[Exercise]
Gather every line that includes the word "Theft", please.

----

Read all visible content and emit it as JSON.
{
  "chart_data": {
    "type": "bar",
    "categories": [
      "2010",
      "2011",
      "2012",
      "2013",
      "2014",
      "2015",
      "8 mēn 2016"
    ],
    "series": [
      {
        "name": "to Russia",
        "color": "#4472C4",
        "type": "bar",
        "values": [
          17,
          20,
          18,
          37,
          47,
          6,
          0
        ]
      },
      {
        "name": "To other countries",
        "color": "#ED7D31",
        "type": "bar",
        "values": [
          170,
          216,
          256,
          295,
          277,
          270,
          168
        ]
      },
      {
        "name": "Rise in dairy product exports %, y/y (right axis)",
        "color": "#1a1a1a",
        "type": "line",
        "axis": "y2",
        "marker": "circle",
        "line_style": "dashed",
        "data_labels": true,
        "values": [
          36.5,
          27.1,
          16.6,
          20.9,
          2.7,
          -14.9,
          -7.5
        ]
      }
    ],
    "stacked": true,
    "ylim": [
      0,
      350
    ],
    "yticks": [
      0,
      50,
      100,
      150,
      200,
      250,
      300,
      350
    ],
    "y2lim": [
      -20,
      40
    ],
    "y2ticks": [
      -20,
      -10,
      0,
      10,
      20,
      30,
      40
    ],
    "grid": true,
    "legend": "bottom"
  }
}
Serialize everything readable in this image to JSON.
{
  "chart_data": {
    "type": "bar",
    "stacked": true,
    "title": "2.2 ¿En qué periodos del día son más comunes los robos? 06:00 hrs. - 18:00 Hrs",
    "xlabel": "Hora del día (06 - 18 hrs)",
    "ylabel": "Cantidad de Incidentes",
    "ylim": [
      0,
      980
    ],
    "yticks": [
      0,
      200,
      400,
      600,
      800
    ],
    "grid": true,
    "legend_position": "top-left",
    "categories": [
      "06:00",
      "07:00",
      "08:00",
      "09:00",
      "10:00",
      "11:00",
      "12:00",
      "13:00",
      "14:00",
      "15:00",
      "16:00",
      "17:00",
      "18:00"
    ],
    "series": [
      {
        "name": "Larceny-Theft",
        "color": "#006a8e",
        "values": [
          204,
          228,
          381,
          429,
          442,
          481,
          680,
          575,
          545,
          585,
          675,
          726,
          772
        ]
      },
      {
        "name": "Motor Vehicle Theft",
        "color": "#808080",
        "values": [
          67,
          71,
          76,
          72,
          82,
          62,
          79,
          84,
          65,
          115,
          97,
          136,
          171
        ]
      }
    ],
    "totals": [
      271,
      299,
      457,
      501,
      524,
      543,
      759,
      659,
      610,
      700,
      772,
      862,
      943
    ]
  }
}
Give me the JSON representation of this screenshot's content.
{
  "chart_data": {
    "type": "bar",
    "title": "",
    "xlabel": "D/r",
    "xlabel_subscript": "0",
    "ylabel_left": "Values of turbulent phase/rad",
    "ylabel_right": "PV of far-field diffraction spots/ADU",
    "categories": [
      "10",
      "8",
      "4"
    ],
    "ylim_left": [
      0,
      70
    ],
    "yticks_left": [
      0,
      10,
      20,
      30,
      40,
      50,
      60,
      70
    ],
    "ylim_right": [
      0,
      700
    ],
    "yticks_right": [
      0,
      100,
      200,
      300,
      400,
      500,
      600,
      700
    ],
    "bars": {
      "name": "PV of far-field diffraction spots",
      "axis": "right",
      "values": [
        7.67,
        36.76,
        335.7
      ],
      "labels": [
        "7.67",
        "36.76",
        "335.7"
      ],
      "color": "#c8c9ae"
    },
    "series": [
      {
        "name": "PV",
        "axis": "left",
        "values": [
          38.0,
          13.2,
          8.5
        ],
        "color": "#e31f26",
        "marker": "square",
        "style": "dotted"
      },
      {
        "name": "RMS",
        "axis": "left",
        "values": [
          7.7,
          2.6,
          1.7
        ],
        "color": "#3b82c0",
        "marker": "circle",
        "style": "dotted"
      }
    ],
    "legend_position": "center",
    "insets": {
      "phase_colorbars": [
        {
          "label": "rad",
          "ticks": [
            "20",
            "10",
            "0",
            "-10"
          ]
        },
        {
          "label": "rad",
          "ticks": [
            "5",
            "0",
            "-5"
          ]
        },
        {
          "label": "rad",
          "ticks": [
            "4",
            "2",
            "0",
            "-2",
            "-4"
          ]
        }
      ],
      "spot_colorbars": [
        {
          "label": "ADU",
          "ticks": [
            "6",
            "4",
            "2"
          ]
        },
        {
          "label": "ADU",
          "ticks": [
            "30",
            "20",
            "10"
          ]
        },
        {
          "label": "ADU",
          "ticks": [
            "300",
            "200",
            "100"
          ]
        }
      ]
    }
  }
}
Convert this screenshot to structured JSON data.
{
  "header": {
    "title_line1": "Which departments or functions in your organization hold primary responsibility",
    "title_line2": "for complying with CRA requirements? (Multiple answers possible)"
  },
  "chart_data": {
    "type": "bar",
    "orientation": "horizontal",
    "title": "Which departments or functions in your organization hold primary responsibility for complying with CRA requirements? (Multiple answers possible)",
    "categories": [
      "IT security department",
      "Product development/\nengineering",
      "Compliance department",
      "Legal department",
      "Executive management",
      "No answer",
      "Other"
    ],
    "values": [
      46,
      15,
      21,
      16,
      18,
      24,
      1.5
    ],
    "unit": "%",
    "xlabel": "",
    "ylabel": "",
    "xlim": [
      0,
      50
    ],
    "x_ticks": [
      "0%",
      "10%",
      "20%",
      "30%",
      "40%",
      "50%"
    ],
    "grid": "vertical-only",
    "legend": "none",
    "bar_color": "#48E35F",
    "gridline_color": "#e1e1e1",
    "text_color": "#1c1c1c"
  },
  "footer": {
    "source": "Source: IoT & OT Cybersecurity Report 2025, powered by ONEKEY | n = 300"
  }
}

----

[Exercise solution]
        "name": "Larceny-Theft",
        "name": "Motor Vehicle Theft",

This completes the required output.